Pictures aside, quote the whole listing exactly.

- - -

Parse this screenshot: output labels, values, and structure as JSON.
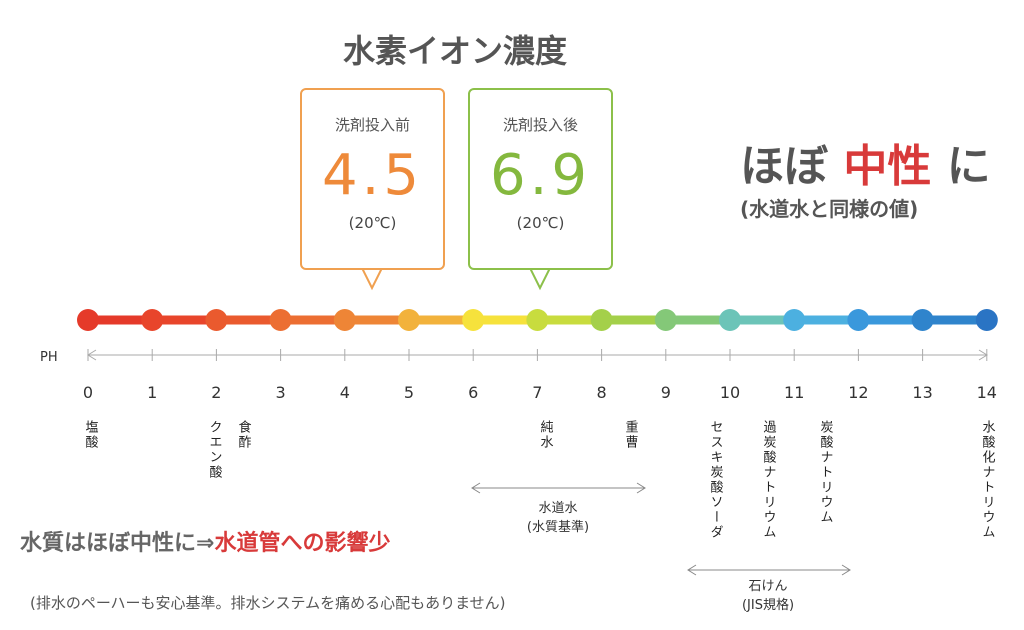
{
  "title": "水素イオン濃度",
  "before": {
    "label": "洗剤投入前",
    "value": "4.5",
    "temp": "(20℃)"
  },
  "after": {
    "label": "洗剤投入後",
    "value": "6.9",
    "temp": "(20℃)"
  },
  "headline": {
    "pre": "ほぼ",
    "accent": "中性",
    "post": "に",
    "note": "(水道水と同様の値)"
  },
  "scale": {
    "axis_label": "PH",
    "ticks": [
      "0",
      "1",
      "2",
      "3",
      "4",
      "5",
      "6",
      "7",
      "8",
      "9",
      "10",
      "11",
      "12",
      "13",
      "14"
    ]
  },
  "substances": [
    "塩酸",
    "クエン酸",
    "食酢",
    "純水",
    "重曹",
    "セスキ炭酸ソーダ",
    "過炭酸ナトリウム",
    "炭酸ナトリウム",
    "水酸化ナトリウム"
  ],
  "ranges": [
    {
      "label": "水道水",
      "sub": "(水質基準)"
    },
    {
      "label": "石けん",
      "sub": "(JIS規格)"
    }
  ],
  "conclusion": {
    "pre": "水質はほぼ中性に⇒",
    "accent": "水道管への影響少"
  },
  "footnote": "(排水のペーハーも安心基準。排水システムを痛める心配もありません)"
}
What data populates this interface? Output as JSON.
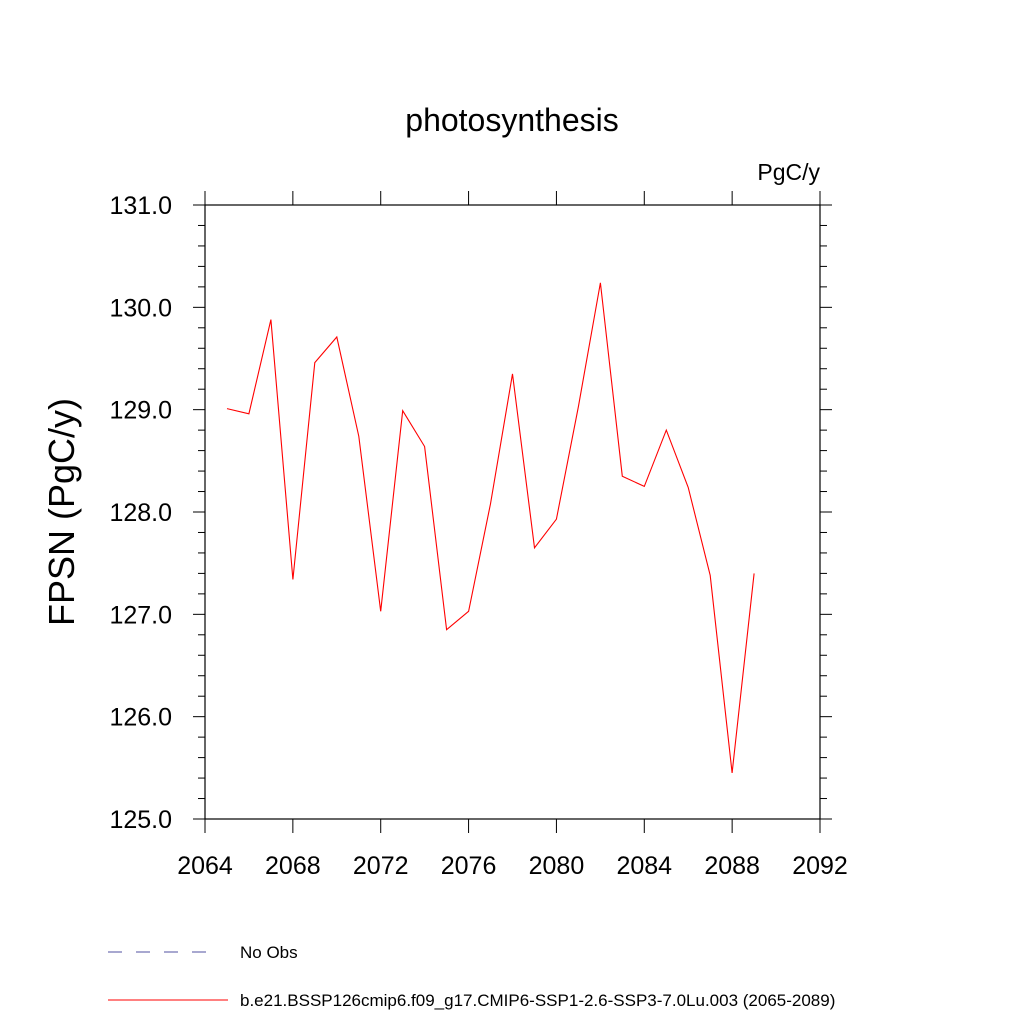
{
  "chart_data": {
    "type": "line",
    "title": "photosynthesis",
    "units_label": "PgC/y",
    "ylabel": "FPSN  (PgC/y)",
    "xlabel": "",
    "xlim": [
      2064,
      2092
    ],
    "ylim": [
      125.0,
      131.0
    ],
    "x_ticks": [
      2064,
      2068,
      2072,
      2076,
      2080,
      2084,
      2088,
      2092
    ],
    "x_tick_labels": [
      "2064",
      "2068",
      "2072",
      "2076",
      "2080",
      "2084",
      "2088",
      "2092"
    ],
    "y_ticks": [
      125.0,
      126.0,
      127.0,
      128.0,
      129.0,
      130.0,
      131.0
    ],
    "y_tick_labels": [
      "125.0",
      "126.0",
      "127.0",
      "128.0",
      "129.0",
      "130.0",
      "131.0"
    ],
    "grid": false,
    "legend_placement": "bottom",
    "series": [
      {
        "name": "b.e21.BSSP126cmip6.f09_g17.CMIP6-SSP1-2.6-SSP3-7.0Lu.003 (2065-2089)",
        "color": "#ff0000",
        "style": "solid",
        "x": [
          2065,
          2066,
          2067,
          2068,
          2069,
          2070,
          2071,
          2072,
          2073,
          2074,
          2075,
          2076,
          2077,
          2078,
          2079,
          2080,
          2081,
          2082,
          2083,
          2084,
          2085,
          2086,
          2087,
          2088,
          2089
        ],
        "y": [
          129.01,
          128.96,
          129.88,
          127.34,
          129.46,
          129.71,
          128.74,
          127.03,
          128.99,
          128.64,
          126.85,
          127.03,
          128.08,
          129.35,
          127.65,
          127.93,
          129.03,
          130.24,
          128.35,
          128.25,
          128.8,
          128.24,
          127.38,
          125.45,
          127.4
        ]
      }
    ],
    "legend": [
      {
        "label": "No Obs",
        "color": "#5050a0",
        "style": "dashed"
      },
      {
        "label": "b.e21.BSSP126cmip6.f09_g17.CMIP6-SSP1-2.6-SSP3-7.0Lu.003 (2065-2089)",
        "color": "#ff0000",
        "style": "solid"
      }
    ]
  }
}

- - -

### Answer in full:
Parse this screenshot: output labels, values, and structure as JSON.
{
  "title": "水素イオン濃度",
  "before": {
    "label": "洗剤投入前",
    "value": "4.5",
    "temp": "(20℃)"
  },
  "after": {
    "label": "洗剤投入後",
    "value": "6.9",
    "temp": "(20℃)"
  },
  "headline": {
    "pre": "ほぼ",
    "accent": "中性",
    "post": "に",
    "note": "(水道水と同様の値)"
  },
  "scale": {
    "axis_label": "PH",
    "ticks": [
      "0",
      "1",
      "2",
      "3",
      "4",
      "5",
      "6",
      "7",
      "8",
      "9",
      "10",
      "11",
      "12",
      "13",
      "14"
    ]
  },
  "substances": [
    "塩酸",
    "クエン酸",
    "食酢",
    "純水",
    "重曹",
    "セスキ炭酸ソーダ",
    "過炭酸ナトリウム",
    "炭酸ナトリウム",
    "水酸化ナトリウム"
  ],
  "ranges": [
    {
      "label": "水道水",
      "sub": "(水質基準)"
    },
    {
      "label": "石けん",
      "sub": "(JIS規格)"
    }
  ],
  "conclusion": {
    "pre": "水質はほぼ中性に⇒",
    "accent": "水道管への影響少"
  },
  "footnote": "(排水のペーハーも安心基準。排水システムを痛める心配もありません)"
}
What data populates this interface? Output as JSON.
{
  "chart_data": {
    "type": "line",
    "title": "photosynthesis",
    "units_label": "PgC/y",
    "ylabel": "FPSN  (PgC/y)",
    "xlabel": "",
    "xlim": [
      2064,
      2092
    ],
    "ylim": [
      125.0,
      131.0
    ],
    "x_ticks": [
      2064,
      2068,
      2072,
      2076,
      2080,
      2084,
      2088,
      2092
    ],
    "x_tick_labels": [
      "2064",
      "2068",
      "2072",
      "2076",
      "2080",
      "2084",
      "2088",
      "2092"
    ],
    "y_ticks": [
      125.0,
      126.0,
      127.0,
      128.0,
      129.0,
      130.0,
      131.0
    ],
    "y_tick_labels": [
      "125.0",
      "126.0",
      "127.0",
      "128.0",
      "129.0",
      "130.0",
      "131.0"
    ],
    "grid": false,
    "legend_placement": "bottom",
    "series": [
      {
        "name": "b.e21.BSSP126cmip6.f09_g17.CMIP6-SSP1-2.6-SSP3-7.0Lu.003 (2065-2089)",
        "color": "#ff0000",
        "style": "solid",
        "x": [
          2065,
          2066,
          2067,
          2068,
          2069,
          2070,
          2071,
          2072,
          2073,
          2074,
          2075,
          2076,
          2077,
          2078,
          2079,
          2080,
          2081,
          2082,
          2083,
          2084,
          2085,
          2086,
          2087,
          2088,
          2089
        ],
        "y": [
          129.01,
          128.96,
          129.88,
          127.34,
          129.46,
          129.71,
          128.74,
          127.03,
          128.99,
          128.64,
          126.85,
          127.03,
          128.08,
          129.35,
          127.65,
          127.93,
          129.03,
          130.24,
          128.35,
          128.25,
          128.8,
          128.24,
          127.38,
          125.45,
          127.4
        ]
      }
    ],
    "legend": [
      {
        "label": "No Obs",
        "color": "#5050a0",
        "style": "dashed"
      },
      {
        "label": "b.e21.BSSP126cmip6.f09_g17.CMIP6-SSP1-2.6-SSP3-7.0Lu.003 (2065-2089)",
        "color": "#ff0000",
        "style": "solid"
      }
    ]
  }
}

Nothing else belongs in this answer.